Could you give the data below again, exactly and completely?

-------------------------

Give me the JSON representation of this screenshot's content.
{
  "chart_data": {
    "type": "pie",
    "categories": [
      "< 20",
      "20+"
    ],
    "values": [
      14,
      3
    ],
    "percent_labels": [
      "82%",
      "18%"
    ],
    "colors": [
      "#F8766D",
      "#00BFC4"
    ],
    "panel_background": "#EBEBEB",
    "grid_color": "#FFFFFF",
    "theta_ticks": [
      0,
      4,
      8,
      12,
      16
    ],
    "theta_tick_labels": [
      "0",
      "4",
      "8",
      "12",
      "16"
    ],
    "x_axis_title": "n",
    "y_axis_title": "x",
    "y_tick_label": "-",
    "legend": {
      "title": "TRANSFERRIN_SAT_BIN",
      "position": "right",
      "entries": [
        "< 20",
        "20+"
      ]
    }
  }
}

-------------------------

◆ Correct result:
Give me the JSON representation of this screenshot's content.
{
  "chart_data": {
    "type": "pie",
    "categories": [
      "< 20",
      "20+"
    ],
    "values": [
      14,
      3
    ],
    "percent_labels": [
      "82%",
      "18%"
    ],
    "colors": [
      "#F8766D",
      "#00BFC4"
    ],
    "panel_background": "#EBEBEB",
    "grid_color": "#FFFFFF",
    "theta_ticks": [
      0,
      4,
      8,
      12,
      16
    ],
    "theta_tick_labels": [
      "0",
      "4",
      "8",
      "12",
      "16"
    ],
    "x_axis_title": "n",
    "y_axis_title": "x",
    "y_tick_label": "-",
    "legend": {
      "title": "TRANSFERRIN_SAT_BIN",
      "position": "right",
      "entries": [
        "< 20",
        "20+"
      ]
    }
  }
}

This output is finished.